Repeat the material in full. Keep every line exactly as it is.

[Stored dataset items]
━━━
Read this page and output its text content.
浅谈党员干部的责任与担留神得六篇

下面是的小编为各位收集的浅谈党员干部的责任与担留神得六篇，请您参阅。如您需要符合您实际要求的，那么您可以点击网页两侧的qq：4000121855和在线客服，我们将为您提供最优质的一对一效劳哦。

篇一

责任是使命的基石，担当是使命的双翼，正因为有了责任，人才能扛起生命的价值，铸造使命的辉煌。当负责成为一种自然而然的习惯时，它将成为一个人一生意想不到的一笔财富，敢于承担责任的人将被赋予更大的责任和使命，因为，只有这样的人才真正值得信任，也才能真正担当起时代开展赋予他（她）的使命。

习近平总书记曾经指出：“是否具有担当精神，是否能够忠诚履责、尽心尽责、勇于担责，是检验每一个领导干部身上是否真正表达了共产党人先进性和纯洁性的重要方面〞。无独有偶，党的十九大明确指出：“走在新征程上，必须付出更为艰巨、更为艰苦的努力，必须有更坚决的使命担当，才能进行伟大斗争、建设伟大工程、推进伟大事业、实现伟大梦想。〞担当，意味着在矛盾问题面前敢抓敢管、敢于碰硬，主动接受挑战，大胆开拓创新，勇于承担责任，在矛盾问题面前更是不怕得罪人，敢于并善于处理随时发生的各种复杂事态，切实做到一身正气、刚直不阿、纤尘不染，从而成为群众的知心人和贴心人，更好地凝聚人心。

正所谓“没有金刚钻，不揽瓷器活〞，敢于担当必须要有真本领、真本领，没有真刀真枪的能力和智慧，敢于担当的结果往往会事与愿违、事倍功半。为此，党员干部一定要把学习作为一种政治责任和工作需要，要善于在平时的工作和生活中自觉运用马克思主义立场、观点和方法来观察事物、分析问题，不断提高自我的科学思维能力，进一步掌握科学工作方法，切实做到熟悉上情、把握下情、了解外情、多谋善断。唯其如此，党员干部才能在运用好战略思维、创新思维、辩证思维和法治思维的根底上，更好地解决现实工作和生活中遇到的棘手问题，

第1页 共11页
━━━
§ The output
Read this page and output its text content.
浅谈党员干部的责任与担留神得六篇

下面是的小编为各位收集的浅谈党员干部的责任与担留神得六篇，请您参阅。如您需要符合您实际要求的，那么您可以点击网页两侧的qq：4000121855和在线客服，我们将为您提供最优质的一对一效劳哦。

篇一

责任是使命的基石，担当是使命的双翼，正因为有了责任，人才能扛起生命的价值，铸造使命的辉煌。当负责成为一种自然而然的习惯时，它将成为一个人一生意想不到的一笔财富，敢于承担责任的人将被赋予更大的责任和使命，因为，只有这样的人才真正值得信任，也才能真正担当起时代开展赋予他（她）的使命。

习近平总书记曾经指出：“是否具有担当精神，是否能够忠诚履责、尽心尽责、勇于担责，是检验每一个领导干部身上是否真正表达了共产党人先进性和纯洁性的重要方面〞。无独有偶，党的十九大明确指出：“走在新征程上，必须付出更为艰巨、更为艰苦的努力，必须有更坚决的使命担当，才能进行伟大斗争、建设伟大工程、推进伟大事业、实现伟大梦想。〞担当，意味着在矛盾问题面前敢抓敢管、敢于碰硬，主动接受挑战，大胆开拓创新，勇于承担责任，在矛盾问题面前更是不怕得罪人，敢于并善于处理随时发生的各种复杂事态，切实做到一身正气、刚直不阿、纤尘不染，从而成为群众的知心人和贴心人，更好地凝聚人心。

正所谓“没有金刚钻，不揽瓷器活〞，敢于担当必须要有真本领、真本领，没有真刀真枪的能力和智慧，敢于担当的结果往往会事与愿违、事倍功半。为此，党员干部一定要把学习作为一种政治责任和工作需要，要善于在平时的工作和生活中自觉运用马克思主义立场、观点和方法来观察事物、分析问题，不断提高自我的科学思维能力，进一步掌握科学工作方法，切实做到熟悉上情、把握下情、了解外情、多谋善断。唯其如此，党员干部才能在运用好战略思维、创新思维、辩证思维和法治思维的根底上，更好地解决现实工作和生活中遇到的棘手问题，

第1页 共11页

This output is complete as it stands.